#### [Do this]
Return the listing word for word, as given.

#### [Data]
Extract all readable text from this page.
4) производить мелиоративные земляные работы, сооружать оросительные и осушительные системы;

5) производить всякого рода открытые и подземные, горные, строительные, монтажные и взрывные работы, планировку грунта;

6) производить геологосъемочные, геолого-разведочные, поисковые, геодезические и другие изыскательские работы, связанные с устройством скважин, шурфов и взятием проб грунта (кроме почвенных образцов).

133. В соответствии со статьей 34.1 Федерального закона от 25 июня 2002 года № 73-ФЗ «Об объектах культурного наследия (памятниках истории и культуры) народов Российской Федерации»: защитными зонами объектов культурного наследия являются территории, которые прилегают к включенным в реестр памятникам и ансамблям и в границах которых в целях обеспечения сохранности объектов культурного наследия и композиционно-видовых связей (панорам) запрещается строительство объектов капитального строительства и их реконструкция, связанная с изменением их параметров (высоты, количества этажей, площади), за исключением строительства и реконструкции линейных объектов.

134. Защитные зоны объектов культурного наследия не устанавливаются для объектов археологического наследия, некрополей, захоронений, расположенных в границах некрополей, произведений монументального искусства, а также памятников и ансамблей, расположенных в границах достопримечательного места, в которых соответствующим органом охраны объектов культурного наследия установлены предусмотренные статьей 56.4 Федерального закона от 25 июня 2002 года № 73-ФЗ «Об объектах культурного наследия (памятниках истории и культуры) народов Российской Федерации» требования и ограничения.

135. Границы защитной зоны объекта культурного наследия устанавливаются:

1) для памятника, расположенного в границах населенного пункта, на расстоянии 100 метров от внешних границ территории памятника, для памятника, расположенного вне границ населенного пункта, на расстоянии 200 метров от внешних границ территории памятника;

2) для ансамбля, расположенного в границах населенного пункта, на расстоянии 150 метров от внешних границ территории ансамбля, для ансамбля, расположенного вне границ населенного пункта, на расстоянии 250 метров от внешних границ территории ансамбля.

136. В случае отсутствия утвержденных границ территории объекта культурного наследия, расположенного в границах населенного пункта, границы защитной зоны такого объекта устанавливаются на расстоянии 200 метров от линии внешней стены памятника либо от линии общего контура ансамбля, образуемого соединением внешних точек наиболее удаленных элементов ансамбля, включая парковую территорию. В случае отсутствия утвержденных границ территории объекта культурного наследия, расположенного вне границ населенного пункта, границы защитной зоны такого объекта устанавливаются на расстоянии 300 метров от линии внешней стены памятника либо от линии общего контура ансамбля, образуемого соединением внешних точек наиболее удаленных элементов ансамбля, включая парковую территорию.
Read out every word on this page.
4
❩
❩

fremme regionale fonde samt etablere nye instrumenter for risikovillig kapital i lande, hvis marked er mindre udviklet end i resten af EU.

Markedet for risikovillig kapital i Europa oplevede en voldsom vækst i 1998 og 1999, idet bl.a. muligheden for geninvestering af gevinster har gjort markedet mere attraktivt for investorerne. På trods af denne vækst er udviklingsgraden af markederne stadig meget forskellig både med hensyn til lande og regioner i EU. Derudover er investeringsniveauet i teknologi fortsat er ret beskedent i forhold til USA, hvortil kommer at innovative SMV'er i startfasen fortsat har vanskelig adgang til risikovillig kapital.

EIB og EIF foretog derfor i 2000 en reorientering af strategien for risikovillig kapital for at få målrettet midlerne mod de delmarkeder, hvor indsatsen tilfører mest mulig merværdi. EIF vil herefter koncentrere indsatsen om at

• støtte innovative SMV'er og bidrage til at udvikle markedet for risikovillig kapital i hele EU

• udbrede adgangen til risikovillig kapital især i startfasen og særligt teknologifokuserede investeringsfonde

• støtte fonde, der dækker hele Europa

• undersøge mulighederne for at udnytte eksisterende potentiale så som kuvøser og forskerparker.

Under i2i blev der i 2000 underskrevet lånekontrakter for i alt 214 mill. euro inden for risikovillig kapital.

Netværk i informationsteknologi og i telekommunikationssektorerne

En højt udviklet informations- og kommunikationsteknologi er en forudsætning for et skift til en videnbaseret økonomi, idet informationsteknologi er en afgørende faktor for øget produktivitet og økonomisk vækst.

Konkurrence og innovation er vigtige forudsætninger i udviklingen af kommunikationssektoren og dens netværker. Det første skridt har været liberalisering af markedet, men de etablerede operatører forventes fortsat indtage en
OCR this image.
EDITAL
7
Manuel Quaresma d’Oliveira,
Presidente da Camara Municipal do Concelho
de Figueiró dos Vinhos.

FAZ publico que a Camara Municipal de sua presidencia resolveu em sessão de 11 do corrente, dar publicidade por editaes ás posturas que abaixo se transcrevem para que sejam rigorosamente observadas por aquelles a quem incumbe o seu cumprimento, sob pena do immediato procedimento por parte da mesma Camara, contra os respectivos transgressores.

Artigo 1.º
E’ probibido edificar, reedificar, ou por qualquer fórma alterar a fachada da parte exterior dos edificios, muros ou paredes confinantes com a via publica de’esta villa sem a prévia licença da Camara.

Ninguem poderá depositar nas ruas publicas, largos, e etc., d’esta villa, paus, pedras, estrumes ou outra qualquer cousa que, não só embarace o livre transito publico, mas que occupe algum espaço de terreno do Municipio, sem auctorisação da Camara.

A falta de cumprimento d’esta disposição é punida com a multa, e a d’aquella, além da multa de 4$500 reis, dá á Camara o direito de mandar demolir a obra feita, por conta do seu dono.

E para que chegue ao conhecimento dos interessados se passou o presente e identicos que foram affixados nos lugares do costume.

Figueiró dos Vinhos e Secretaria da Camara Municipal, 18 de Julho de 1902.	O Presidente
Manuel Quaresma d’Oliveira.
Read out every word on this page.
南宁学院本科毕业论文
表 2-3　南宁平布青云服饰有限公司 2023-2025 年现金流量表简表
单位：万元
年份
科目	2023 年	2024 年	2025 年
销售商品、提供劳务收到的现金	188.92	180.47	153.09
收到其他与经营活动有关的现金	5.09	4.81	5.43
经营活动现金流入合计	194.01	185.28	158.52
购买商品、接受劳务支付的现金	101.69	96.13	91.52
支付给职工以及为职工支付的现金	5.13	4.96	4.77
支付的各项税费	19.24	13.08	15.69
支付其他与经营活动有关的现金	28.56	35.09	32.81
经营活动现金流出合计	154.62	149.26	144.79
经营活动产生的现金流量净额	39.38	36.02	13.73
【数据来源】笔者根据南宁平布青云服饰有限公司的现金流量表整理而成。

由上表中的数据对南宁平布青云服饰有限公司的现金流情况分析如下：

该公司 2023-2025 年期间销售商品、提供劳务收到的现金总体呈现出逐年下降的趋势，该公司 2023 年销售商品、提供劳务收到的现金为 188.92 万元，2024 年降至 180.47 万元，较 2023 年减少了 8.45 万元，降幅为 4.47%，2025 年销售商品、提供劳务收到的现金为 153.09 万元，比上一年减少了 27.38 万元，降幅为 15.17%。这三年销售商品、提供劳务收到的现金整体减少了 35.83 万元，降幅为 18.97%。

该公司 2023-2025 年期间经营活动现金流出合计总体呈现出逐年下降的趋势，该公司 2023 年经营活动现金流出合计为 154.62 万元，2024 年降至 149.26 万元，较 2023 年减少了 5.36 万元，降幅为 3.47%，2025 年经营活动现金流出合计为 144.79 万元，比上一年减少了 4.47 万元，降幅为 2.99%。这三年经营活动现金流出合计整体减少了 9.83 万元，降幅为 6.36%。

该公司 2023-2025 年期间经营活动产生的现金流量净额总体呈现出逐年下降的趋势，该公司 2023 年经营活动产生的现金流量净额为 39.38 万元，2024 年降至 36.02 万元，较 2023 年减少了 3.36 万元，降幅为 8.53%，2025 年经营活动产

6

#### [Correct answer]
Extract all readable text from this page.
4) производить мелиоративные земляные работы, сооружать оросительные и осушительные системы;

5) производить всякого рода открытые и подземные, горные, строительные, монтажные и взрывные работы, планировку грунта;

6) производить геологосъемочные, геолого-разведочные, поисковые, геодезические и другие изыскательские работы, связанные с устройством скважин, шурфов и взятием проб грунта (кроме почвенных образцов).

133. В соответствии со статьей 34.1 Федерального закона от 25 июня 2002 года № 73-ФЗ «Об объектах культурного наследия (памятниках истории и культуры) народов Российской Федерации»: защитными зонами объектов культурного наследия являются территории, которые прилегают к включенным в реестр памятникам и ансамблям и в границах которых в целях обеспечения сохранности объектов культурного наследия и композиционно-видовых связей (панорам) запрещается строительство объектов капитального строительства и их реконструкция, связанная с изменением их параметров (высоты, количества этажей, площади), за исключением строительства и реконструкции линейных объектов.

134. Защитные зоны объектов культурного наследия не устанавливаются для объектов археологического наследия, некрополей, захоронений, расположенных в границах некрополей, произведений монументального искусства, а также памятников и ансамблей, расположенных в границах достопримечательного места, в которых соответствующим органом охраны объектов культурного наследия установлены предусмотренные статьей 56.4 Федерального закона от 25 июня 2002 года № 73-ФЗ «Об объектах культурного наследия (памятниках истории и культуры) народов Российской Федерации» требования и ограничения.

135. Границы защитной зоны объекта культурного наследия устанавливаются:

1) для памятника, расположенного в границах населенного пункта, на расстоянии 100 метров от внешних границ территории памятника, для памятника, расположенного вне границ населенного пункта, на расстоянии 200 метров от внешних границ территории памятника;

2) для ансамбля, расположенного в границах населенного пункта, на расстоянии 150 метров от внешних границ территории ансамбля, для ансамбля, расположенного вне границ населенного пункта, на расстоянии 250 метров от внешних границ территории ансамбля.

136. В случае отсутствия утвержденных границ территории объекта культурного наследия, расположенного в границах населенного пункта, границы защитной зоны такого объекта устанавливаются на расстоянии 200 метров от линии внешней стены памятника либо от линии общего контура ансамбля, образуемого соединением внешних точек наиболее удаленных элементов ансамбля, включая парковую территорию. В случае отсутствия утвержденных границ территории объекта культурного наследия, расположенного вне границ населенного пункта, границы защитной зоны такого объекта устанавливаются на расстоянии 300 метров от линии внешней стены памятника либо от линии общего контура ансамбля, образуемого соединением внешних точек наиболее удаленных элементов ансамбля, включая парковую территорию.
Read out every word on this page.
4
❩
❩

fremme regionale fonde samt etablere nye instrumenter for risikovillig kapital i lande, hvis marked er mindre udviklet end i resten af EU.

Markedet for risikovillig kapital i Europa oplevede en voldsom vækst i 1998 og 1999, idet bl.a. muligheden for geninvestering af gevinster har gjort markedet mere attraktivt for investorerne. På trods af denne vækst er udviklingsgraden af markederne stadig meget forskellig både med hensyn til lande og regioner i EU. Derudover er investeringsniveauet i teknologi fortsat er ret beskedent i forhold til USA, hvortil kommer at innovative SMV'er i startfasen fortsat har vanskelig adgang til risikovillig kapital.

EIB og EIF foretog derfor i 2000 en reorientering af strategien for risikovillig kapital for at få målrettet midlerne mod de delmarkeder, hvor indsatsen tilfører mest mulig merværdi. EIF vil herefter koncentrere indsatsen om at

• støtte innovative SMV'er og bidrage til at udvikle markedet for risikovillig kapital i hele EU

• udbrede adgangen til risikovillig kapital især i startfasen og særligt teknologifokuserede investeringsfonde

• støtte fonde, der dækker hele Europa

• undersøge mulighederne for at udnytte eksisterende potentiale så som kuvøser og forskerparker.

Under i2i blev der i 2000 underskrevet lånekontrakter for i alt 214 mill. euro inden for risikovillig kapital.

Netværk i informationsteknologi og i telekommunikationssektorerne

En højt udviklet informations- og kommunikationsteknologi er en forudsætning for et skift til en videnbaseret økonomi, idet informationsteknologi er en afgørende faktor for øget produktivitet og økonomisk vækst.

Konkurrence og innovation er vigtige forudsætninger i udviklingen af kommunikationssektoren og dens netværker. Det første skridt har været liberalisering af markedet, men de etablerede operatører forventes fortsat indtage en
OCR this image.
EDITAL
7
Manuel Quaresma d’Oliveira,
Presidente da Camara Municipal do Concelho
de Figueiró dos Vinhos.

FAZ publico que a Camara Municipal de sua presidencia resolveu em sessão de 11 do corrente, dar publicidade por editaes ás posturas que abaixo se transcrevem para que sejam rigorosamente observadas por aquelles a quem incumbe o seu cumprimento, sob pena do immediato procedimento por parte da mesma Camara, contra os respectivos transgressores.

Artigo 1.º
E’ probibido edificar, reedificar, ou por qualquer fórma alterar a fachada da parte exterior dos edificios, muros ou paredes confinantes com a via publica de’esta villa sem a prévia licença da Camara.

Ninguem poderá depositar nas ruas publicas, largos, e etc., d’esta villa, paus, pedras, estrumes ou outra qualquer cousa que, não só embarace o livre transito publico, mas que occupe algum espaço de terreno do Municipio, sem auctorisação da Camara.

A falta de cumprimento d’esta disposição é punida com a multa, e a d’aquella, além da multa de 4$500 reis, dá á Camara o direito de mandar demolir a obra feita, por conta do seu dono.

E para que chegue ao conhecimento dos interessados se passou o presente e identicos que foram affixados nos lugares do costume.

Figueiró dos Vinhos e Secretaria da Camara Municipal, 18 de Julho de 1902.	O Presidente
Manuel Quaresma d’Oliveira.
Read out every word on this page.
南宁学院本科毕业论文
表 2-3　南宁平布青云服饰有限公司 2023-2025 年现金流量表简表
单位：万元
年份
科目	2023 年	2024 年	2025 年
销售商品、提供劳务收到的现金	188.92	180.47	153.09
收到其他与经营活动有关的现金	5.09	4.81	5.43
经营活动现金流入合计	194.01	185.28	158.52
购买商品、接受劳务支付的现金	101.69	96.13	91.52
支付给职工以及为职工支付的现金	5.13	4.96	4.77
支付的各项税费	19.24	13.08	15.69
支付其他与经营活动有关的现金	28.56	35.09	32.81
经营活动现金流出合计	154.62	149.26	144.79
经营活动产生的现金流量净额	39.38	36.02	13.73
【数据来源】笔者根据南宁平布青云服饰有限公司的现金流量表整理而成。

由上表中的数据对南宁平布青云服饰有限公司的现金流情况分析如下：

该公司 2023-2025 年期间销售商品、提供劳务收到的现金总体呈现出逐年下降的趋势，该公司 2023 年销售商品、提供劳务收到的现金为 188.92 万元，2024 年降至 180.47 万元，较 2023 年减少了 8.45 万元，降幅为 4.47%，2025 年销售商品、提供劳务收到的现金为 153.09 万元，比上一年减少了 27.38 万元，降幅为 15.17%。这三年销售商品、提供劳务收到的现金整体减少了 35.83 万元，降幅为 18.97%。

该公司 2023-2025 年期间经营活动现金流出合计总体呈现出逐年下降的趋势，该公司 2023 年经营活动现金流出合计为 154.62 万元，2024 年降至 149.26 万元，较 2023 年减少了 5.36 万元，降幅为 3.47%，2025 年经营活动现金流出合计为 144.79 万元，比上一年减少了 4.47 万元，降幅为 2.99%。这三年经营活动现金流出合计整体减少了 9.83 万元，降幅为 6.36%。

该公司 2023-2025 年期间经营活动产生的现金流量净额总体呈现出逐年下降的趋势，该公司 2023 年经营活动产生的现金流量净额为 39.38 万元，2024 年降至 36.02 万元，较 2023 年减少了 3.36 万元，降幅为 8.53%，2025 年经营活动产

6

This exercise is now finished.